• **Exercise material**:
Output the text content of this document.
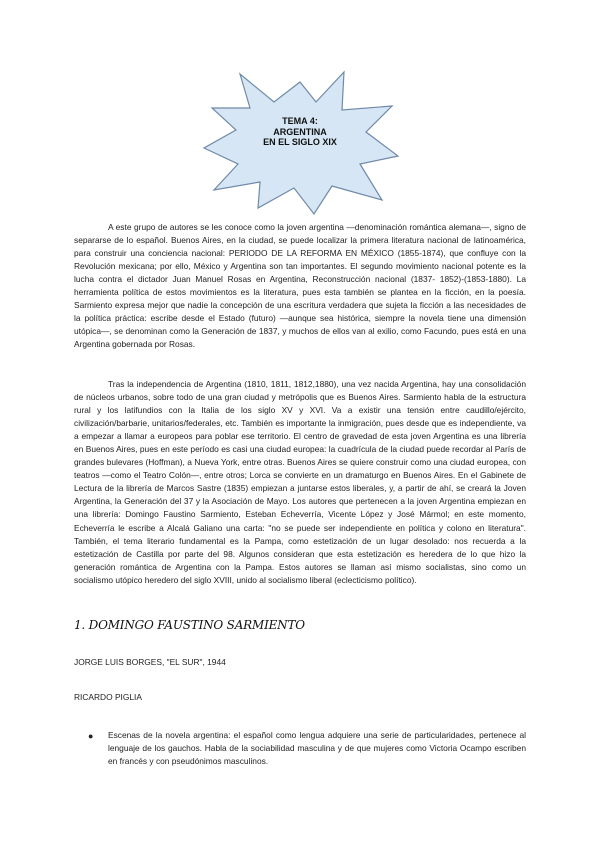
TEMA 4:
ARGENTINA
EN EL SIGLO XIX

A este grupo de autores se les conoce como la joven argentina —denominación romántica alemana—, signo de separarse de lo español. Buenos Aires, en la ciudad, se puede localizar la primera literatura nacional de latinoamérica, para construir una conciencia nacional: PERIODO DE LA REFORMA EN MÉXICO (1855-1874), que confluye con la Revolución mexicana; por ello, México y Argentina son tan importantes. El segundo movimiento nacional potente es la lucha contra el dictador Juan Manuel Rosas en Argentina, Reconstrucción nacional (1837- 1852)-(1853-1880). La herramienta política de estos movimientos es la literatura, pues esta también se plantea en la ficción, en la poesía. Sarmiento expresa mejor que nadie la concepción de una escritura verdadera que sujeta la ficción a las necesidades de la política práctica: escribe desde el Estado (futuro) —aunque sea histórica, siempre la novela tiene una dimensión utópica—, se denominan como la Generación de 1837, y muchos de ellos van al exilio, como Facundo, pues está en una Argentina gobernada por Rosas.

Tras la independencia de Argentina (1810, 1811, 1812,1880), una vez nacida Argentina, hay una consolidación de núcleos urbanos, sobre todo de una gran ciudad y metrópolis que es Buenos Aires. Sarmiento habla de la estructura rural y los latifundios con la Italia de los siglo XV y XVI. Va a existir una tensión entre caudillo/ejército, civilización/barbarie, unitarios/federales, etc. También es importante la inmigración, pues desde que es independiente, va a empezar a llamar a europeos para poblar ese territorio. El centro de gravedad de esta joven Argentina es una librería en Buenos Aires, pues en este período es casi una ciudad europea: la cuadrícula de la ciudad puede recordar al París de grandes bulevares (Hoffman), a Nueva York, entre otras. Buenos Aires se quiere construir como una ciudad europea, con teatros —como el Teatro Colón—, entre otros; Lorca se convierte en un dramaturgo en Buenos Aires. En el Gabinete de Lectura de la librería de Marcos Sastre (1835) empiezan a juntarse estos liberales, y, a partir de ahí, se creará la Joven Argentina, la Generación del 37 y la Asociación de Mayo. Los autores que pertenecen a la joven Argentina empiezan en una librería: Domingo Faustino Sarmiento, Esteban Echeverría, Vicente López y José Mármol; en este momento, Echeverría le escribe a Alcalá Galiano una carta: "no se puede ser independiente en política y colono en literatura". También, el tema literario fundamental es la Pampa, como estetización de un lugar desolado: nos recuerda a la estetización de Castilla por parte del 98. Algunos consideran que esta estetización es heredera de lo que hizo la generación romántica de Argentina con la Pampa. Estos autores se llaman así mismo socialistas, sino como un socialismo utópico heredero del siglo XVIII, unido al socialismo liberal (eclecticismo político).

1. DOMINGO FAUSTINO SARMIENTO
JORGE LUIS BORGES, "EL SUR", 1944
RICARDO PIGLIA
● Escenas de la novela argentina: el español como lengua adquiere una serie de particularidades, pertenece al lenguaje de los gauchos. Habla de la sociabilidad masculina y de que mujeres como Victoria Ocampo escriben en francés y con pseudónimos masculinos.
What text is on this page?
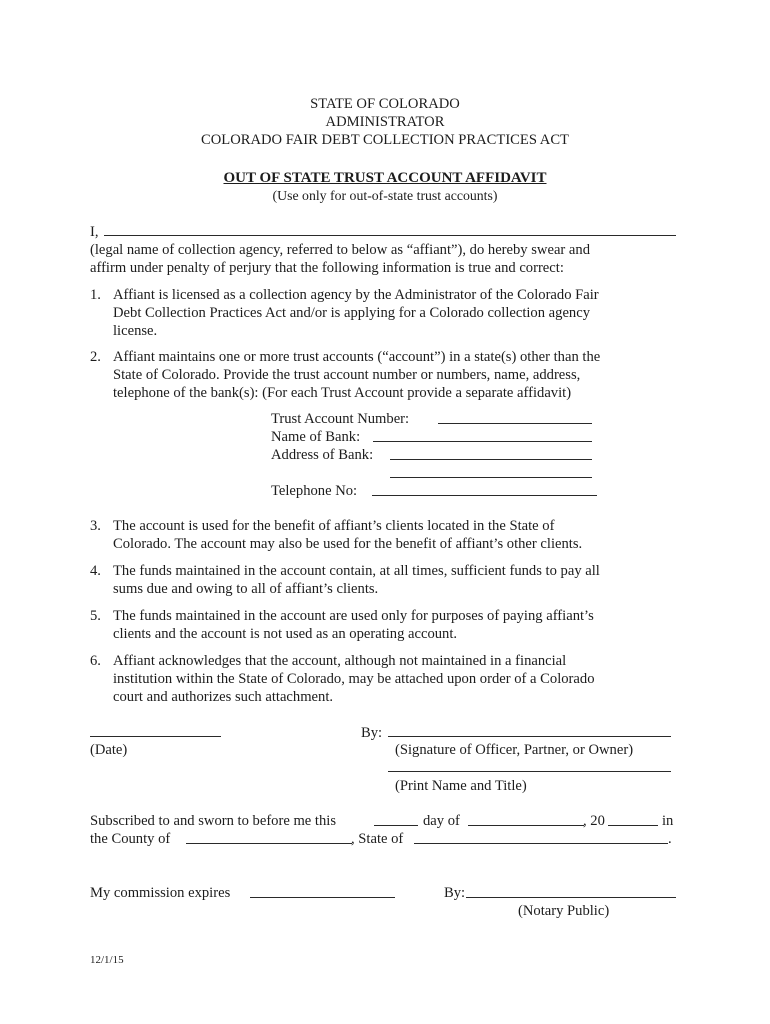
STATE OF COLORADO
ADMINISTRATOR
COLORADO FAIR DEBT COLLECTION PRACTICES ACT
OUT OF STATE TRUST ACCOUNT AFFIDAVIT
(Use only for out-of-state trust accounts)
I,
(legal name of collection agency, referred to below as “affiant”), do hereby swear and
affirm under penalty of perjury that the following information is true and correct:
1. Affiant is licensed as a collection agency by the Administrator of the Colorado Fair
Debt Collection Practices Act and/or is applying for a Colorado collection agency
license.
2. Affiant maintains one or more trust accounts (“account”) in a state(s) other than the
State of Colorado. Provide the trust account number or numbers, name, address,
telephone of the bank(s): (For each Trust Account provide a separate affidavit)
Trust Account Number:
Name of Bank:
Address of Bank:
Telephone No:
3. The account is used for the benefit of affiant’s clients located in the State of
Colorado. The account may also be used for the benefit of affiant’s other clients.
4. The funds maintained in the account contain, at all times, sufficient funds to pay all
sums due and owing to all of affiant’s clients.
5. The funds maintained in the account are used only for purposes of paying affiant’s
clients and the account is not used as an operating account.
6. Affiant acknowledges that the account, although not maintained in a financial
institution within the State of Colorado, may be attached upon order of a Colorado
court and authorizes such attachment.
By:
(Date)	(Signature of Officer, Partner, or Owner)
(Print Name and Title)
Subscribed to and sworn to before me this	day of	, 20	in
the County of	, State of	.
My commission expires	By:
(Notary Public)
12/1/15
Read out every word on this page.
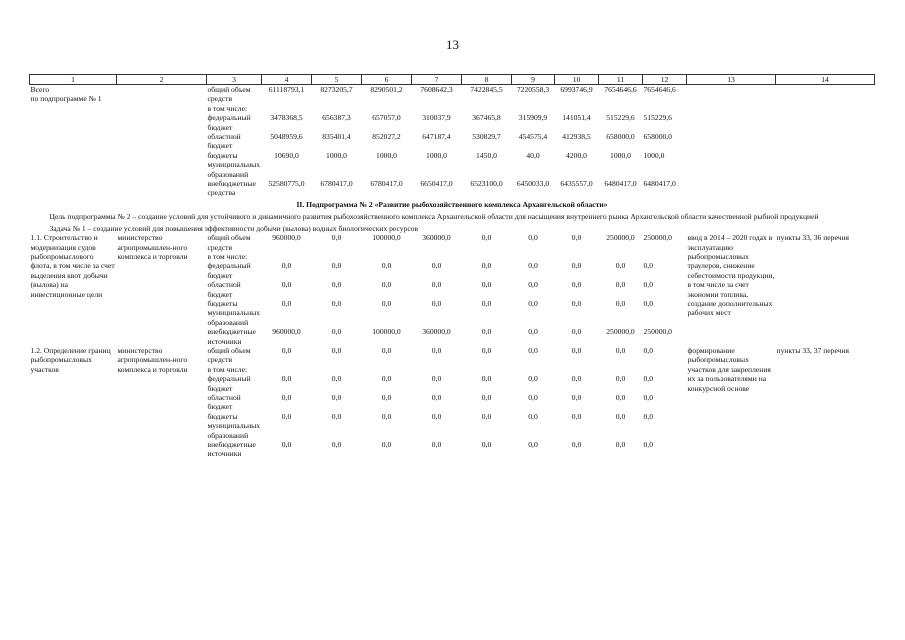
13
1	2	3	4	5	6	7	8	9	10	11	12	13	14
Всего
по подпрограмме № 1		общий объем средств	61118793,1	8273205,7	8290501,2	7608642,3	7422845,5	7220558,3	6993746,9	7654646,6	7654646,6		
		в том числе:											
		федеральный бюджет	3478368,5	656387,3	657057,0	310037,9	367465,8	315909,9	141051,4	515229,6	515229,6		
		областной бюджет	5048959,6	835401,4	852027,2	647187,4	530829,7	454575,4	412938,5	658000,0	658000,0		
		бюджеты муниципальных образований	10690,0	1000,0	1000,0	1000,0	1450,0	40,0	4200,0	1000,0	1000,0		
		внебюджетные средства	52580775,0	6780417,0	6780417,0	6650417,0	6523100,0	6450033,0	6435557,0	6480417,0	6480417,0		
II. Подпрограмма № 2 «Развитие рыбохозяйственного комплекса Архангельской области»													
Цель подпрограммы № 2 – создание условий для устойчивого и динамичного развития рыбохозяйственного комплекса Архангельской области для насыщения внутреннего рынка Архангельской области качественной рыбной продукцией													
Задача № 1 – создание условий для повышения эффективности добычи (вылова) водных биологических ресурсов													
1.1. Строительство и модернизация судов рыбопромыслового флота, в том числе за счет выделения квот добычи (вылова) на инвестиционные цели	министерство агропромышлен-ного комплекса и торговли	общий объем средств	960000,0	0,0	100000,0	360000,0	0,0	0,0	0,0	250000,0	250000,0	ввод в 2014 – 2020 годах в эксплуатацию рыбопромысловых траулеров, снижение себестоимости продукции, в том числе за счет экономии топлива, создание дополнительных рабочих мест	пункты 33, 36 перечня
		в том числе:											
		федеральный бюджет	0,0	0,0	0,0	0,0	0,0	0,0	0,0	0,0	0,0		
		областной бюджет	0,0	0,0	0,0	0,0	0,0	0,0	0,0	0,0	0,0		
		бюджеты муниципальных образований	0,0	0,0	0,0	0,0	0,0	0,0	0,0	0,0	0,0		
		внебюджетные источники	960000,0	0,0	100000,0	360000,0	0,0	0,0	0,0	250000,0	250000,0		
1.2. Определение границ рыбопромысловых участков	министерство агропромышлен-ного комплекса и торговли	общий объем средств	0,0	0,0	0,0	0,0	0,0	0,0	0,0	0,0	0,0	формирование рыбопромысловых участков для закрепления их за пользователями на конкурсной основе	пункты 33, 37 перечня
		в том числе:											
		федеральный бюджет	0,0	0,0	0,0	0,0	0,0	0,0	0,0	0,0	0,0		
		областной бюджет	0,0	0,0	0,0	0,0	0,0	0,0	0,0	0,0	0,0		
		бюджеты муниципальных образований	0,0	0,0	0,0	0,0	0,0	0,0	0,0	0,0	0,0		
		внебюджетные источники	0,0	0,0	0,0	0,0	0,0	0,0	0,0	0,0	0,0		
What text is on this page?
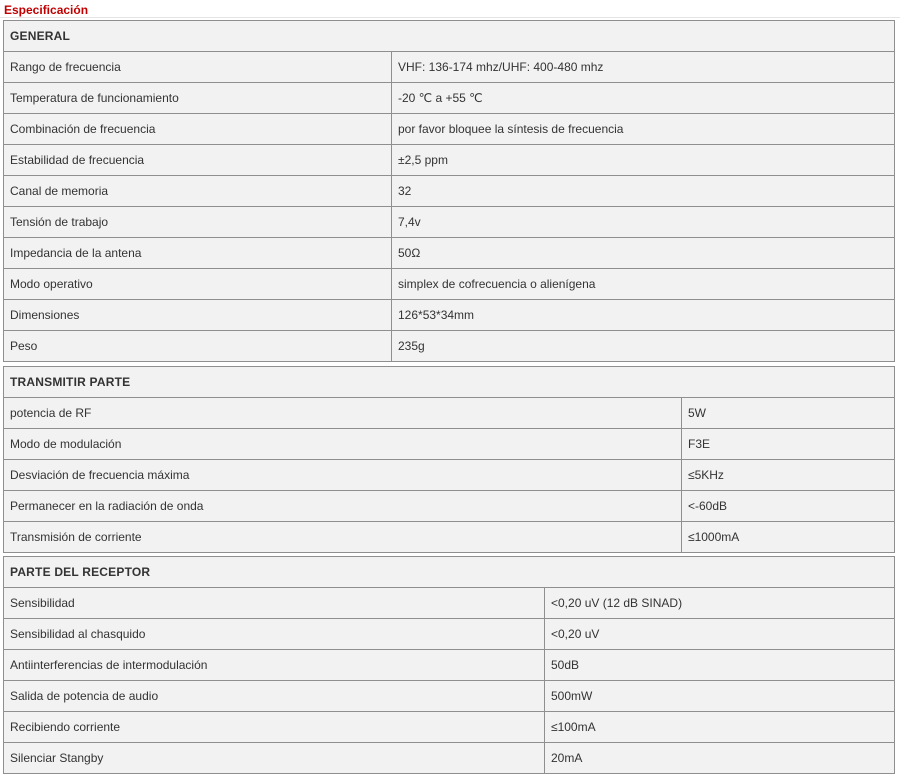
Especificación
GENERAL	
Rango de frecuencia	VHF: 136-174 mhz/UHF: 400-480 mhz
Temperatura de funcionamiento	-20 ℃ a +55 ℃
Combinación de frecuencia	por favor bloquee la síntesis de frecuencia
Estabilidad de frecuencia	±2,5 ppm
Canal de memoria	32
Tensión de trabajo	7,4v
Impedancia de la antena	50Ω
Modo operativo	simplex de cofrecuencia o alienígena
Dimensiones	126*53*34mm
Peso	235g
TRANSMITIR PARTE	
potencia de RF	5W
Modo de modulación	F3E
Desviación de frecuencia máxima	≤5KHz
Permanecer en la radiación de onda	<-60dB
Transmisión de corriente	≤1000mA
PARTE DEL RECEPTOR	
Sensibilidad	<0,20 uV (12 dB SINAD)
Sensibilidad al chasquido	<0,20 uV
Antiinterferencias de intermodulación	50dB
Salida de potencia de audio	500mW
Recibiendo corriente	≤100mA
Silenciar Stangby	20mA
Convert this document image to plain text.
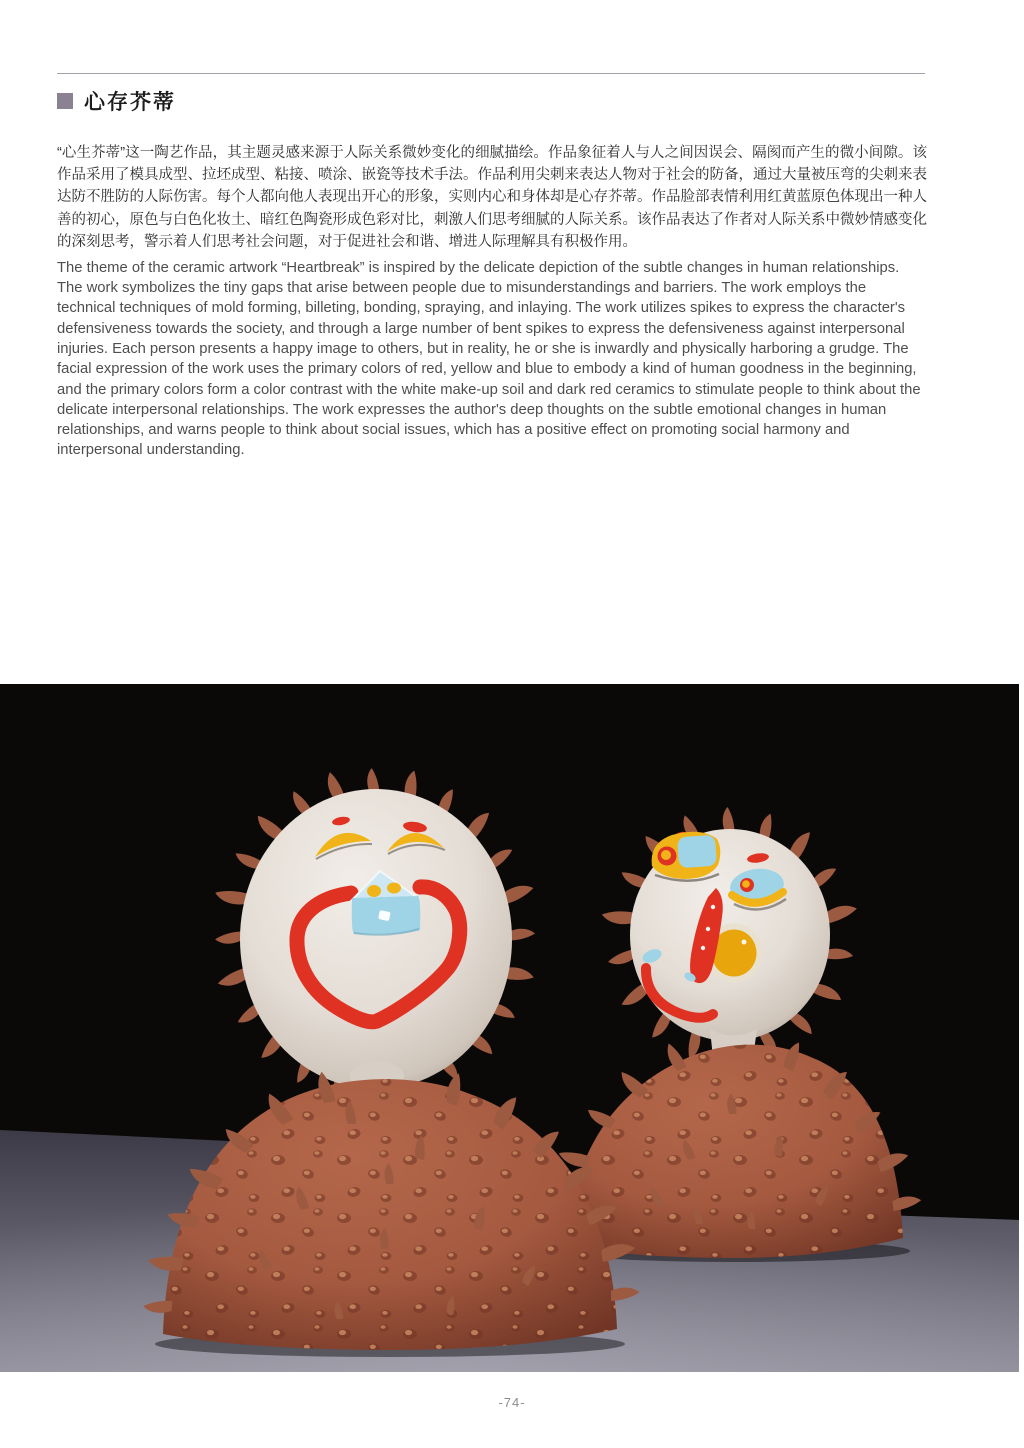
心存芥蒂

“心生芥蒂”这一陶艺作品，其主题灵感来源于人际关系微妙变化的细腻描绘。作品象征着人与人之间因误会、隔阂而产生的微小间隙。该作品采用了模具成型、拉坯成型、粘接、喷涂、嵌瓷等技术手法。作品利用尖刺来表达人物对于社会的防备，通过大量被压弯的尖刺来表达防不胜防的人际伤害。每个人都向他人表现出开心的形象，实则内心和身体却是心存芥蒂。作品脸部表情利用红黄蓝原色体现出一种人善的初心，原色与白色化妆土、暗红色陶瓷形成色彩对比，刺激人们思考细腻的人际关系。该作品表达了作者对人际关系中微妙情感变化的深刻思考，警示着人们思考社会问题，对于促进社会和谐、增进人际理解具有积极作用。

The theme of the ceramic artwork “Heartbreak” is inspired by the delicate depiction of the subtle changes in human relationships. The work symbolizes the tiny gaps that arise between people due to misunderstandings and barriers. The work employs the technical techniques of mold forming, billeting, bonding, spraying, and inlaying. The work utilizes spikes to express the character's defensiveness towards the society, and through a large number of bent spikes to express the defensiveness against interpersonal injuries. Each person presents a happy image to others, but in reality, he or she is inwardly and physically harboring a grudge. The facial expression of the work uses the primary colors of red, yellow and blue to embody a kind of human goodness in the beginning, and the primary colors form a color contrast with the white make-up soil and dark red ceramics to stimulate people to think about the delicate interpersonal relationships. The work expresses the author's deep thoughts on the subtle emotional changes in human relationships, and warns people to think about social issues, which has a positive effect on promoting social harmony and interpersonal understanding.

-74-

• **Exercise objective**:
Search the records above for the string "potencia". Copy every line that contains it.

• **Finished task**:
potencia de RF	5W
Salida de potencia de audio	500mW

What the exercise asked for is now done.